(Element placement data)
::::::::
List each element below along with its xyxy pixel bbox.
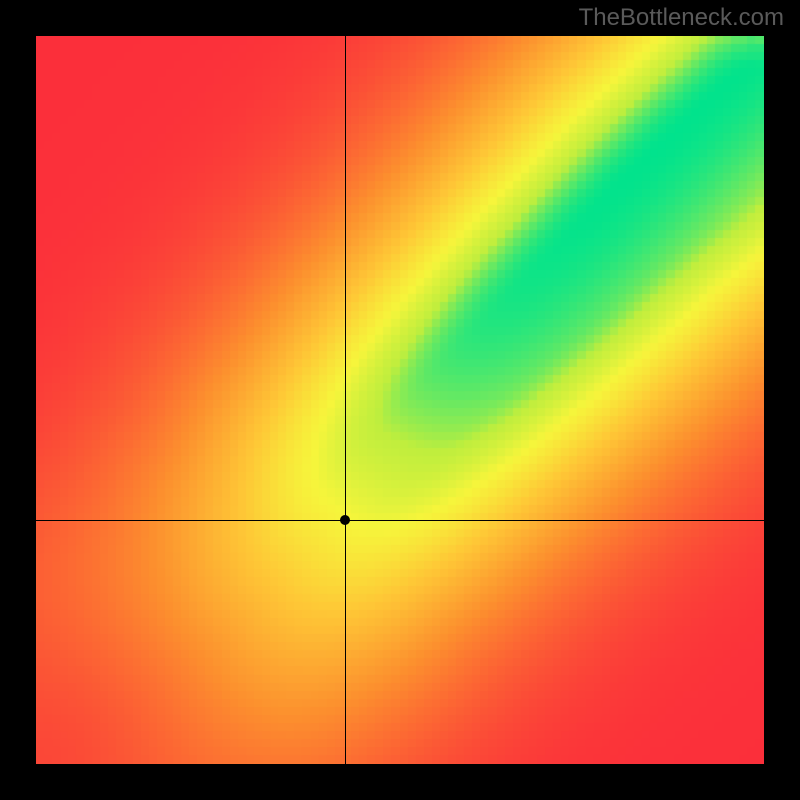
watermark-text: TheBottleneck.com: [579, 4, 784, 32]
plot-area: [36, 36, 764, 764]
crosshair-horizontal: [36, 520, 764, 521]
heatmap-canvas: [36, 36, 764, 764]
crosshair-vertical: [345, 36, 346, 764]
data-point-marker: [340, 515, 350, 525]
::::::::
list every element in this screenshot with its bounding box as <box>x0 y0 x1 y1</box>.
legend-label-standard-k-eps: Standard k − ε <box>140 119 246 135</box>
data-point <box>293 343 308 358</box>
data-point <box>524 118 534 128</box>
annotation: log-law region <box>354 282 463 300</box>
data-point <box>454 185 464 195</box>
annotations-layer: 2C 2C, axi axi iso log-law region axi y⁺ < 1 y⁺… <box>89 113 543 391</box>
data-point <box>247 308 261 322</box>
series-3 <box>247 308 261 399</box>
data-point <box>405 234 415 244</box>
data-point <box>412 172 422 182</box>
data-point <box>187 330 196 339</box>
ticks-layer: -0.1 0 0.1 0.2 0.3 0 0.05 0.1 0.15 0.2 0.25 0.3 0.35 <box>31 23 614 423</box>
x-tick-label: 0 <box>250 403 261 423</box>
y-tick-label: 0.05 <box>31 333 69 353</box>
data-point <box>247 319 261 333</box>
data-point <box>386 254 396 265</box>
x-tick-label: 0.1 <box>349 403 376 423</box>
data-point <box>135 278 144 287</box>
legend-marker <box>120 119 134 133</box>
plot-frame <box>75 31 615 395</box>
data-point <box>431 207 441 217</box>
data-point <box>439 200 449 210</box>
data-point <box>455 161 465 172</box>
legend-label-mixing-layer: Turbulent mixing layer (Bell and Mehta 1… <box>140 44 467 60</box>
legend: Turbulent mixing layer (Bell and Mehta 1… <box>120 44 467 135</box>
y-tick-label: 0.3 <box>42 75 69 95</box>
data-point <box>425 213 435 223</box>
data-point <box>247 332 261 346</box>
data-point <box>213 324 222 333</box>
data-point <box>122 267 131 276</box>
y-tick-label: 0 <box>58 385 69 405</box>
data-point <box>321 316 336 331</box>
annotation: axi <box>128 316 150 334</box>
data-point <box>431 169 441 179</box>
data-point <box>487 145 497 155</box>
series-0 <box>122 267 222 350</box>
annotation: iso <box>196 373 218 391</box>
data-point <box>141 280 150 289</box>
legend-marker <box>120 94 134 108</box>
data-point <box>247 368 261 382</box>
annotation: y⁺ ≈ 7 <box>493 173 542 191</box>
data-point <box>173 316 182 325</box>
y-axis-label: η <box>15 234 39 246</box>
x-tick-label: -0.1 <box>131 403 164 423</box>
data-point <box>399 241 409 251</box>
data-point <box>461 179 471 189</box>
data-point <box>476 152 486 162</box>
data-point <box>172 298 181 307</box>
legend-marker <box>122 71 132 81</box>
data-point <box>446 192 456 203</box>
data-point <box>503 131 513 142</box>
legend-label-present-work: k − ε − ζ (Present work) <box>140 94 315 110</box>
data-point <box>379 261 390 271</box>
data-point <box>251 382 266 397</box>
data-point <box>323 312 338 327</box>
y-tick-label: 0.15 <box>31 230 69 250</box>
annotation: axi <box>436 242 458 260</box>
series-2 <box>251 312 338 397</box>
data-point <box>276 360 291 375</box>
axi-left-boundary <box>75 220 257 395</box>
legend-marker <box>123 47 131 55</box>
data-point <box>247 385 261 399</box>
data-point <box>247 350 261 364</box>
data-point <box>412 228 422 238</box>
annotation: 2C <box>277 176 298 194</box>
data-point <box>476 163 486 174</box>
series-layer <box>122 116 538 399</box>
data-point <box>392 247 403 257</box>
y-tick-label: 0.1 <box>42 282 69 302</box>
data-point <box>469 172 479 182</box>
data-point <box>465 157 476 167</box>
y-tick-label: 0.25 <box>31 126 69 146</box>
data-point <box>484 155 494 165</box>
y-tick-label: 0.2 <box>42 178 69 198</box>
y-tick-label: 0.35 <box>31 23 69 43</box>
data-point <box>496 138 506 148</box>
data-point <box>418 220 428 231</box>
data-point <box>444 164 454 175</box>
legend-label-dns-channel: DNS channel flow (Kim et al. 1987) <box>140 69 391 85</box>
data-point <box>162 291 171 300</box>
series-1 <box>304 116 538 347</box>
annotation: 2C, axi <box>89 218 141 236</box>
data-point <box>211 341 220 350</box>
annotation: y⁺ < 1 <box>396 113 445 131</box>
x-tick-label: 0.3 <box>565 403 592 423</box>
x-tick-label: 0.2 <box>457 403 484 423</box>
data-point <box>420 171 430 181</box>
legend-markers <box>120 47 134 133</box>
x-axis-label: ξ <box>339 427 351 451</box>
::::::::
▶ [DO THIS]:
Duplicate the records verbatim, beginning with the line containing "List each element" and continuing through the line containing "data-point-marker: [340, 515, 350, 525]", and omit the picture from your answer.

▶ [FINISHED EXERCISE]:
List each element below along with its xyxy pixel bbox.
watermark-text: TheBottleneck.com: [579, 4, 784, 32]
plot-area: [36, 36, 764, 764]
crosshair-horizontal: [36, 520, 764, 521]
heatmap-canvas: [36, 36, 764, 764]
crosshair-vertical: [345, 36, 346, 764]
data-point-marker: [340, 515, 350, 525]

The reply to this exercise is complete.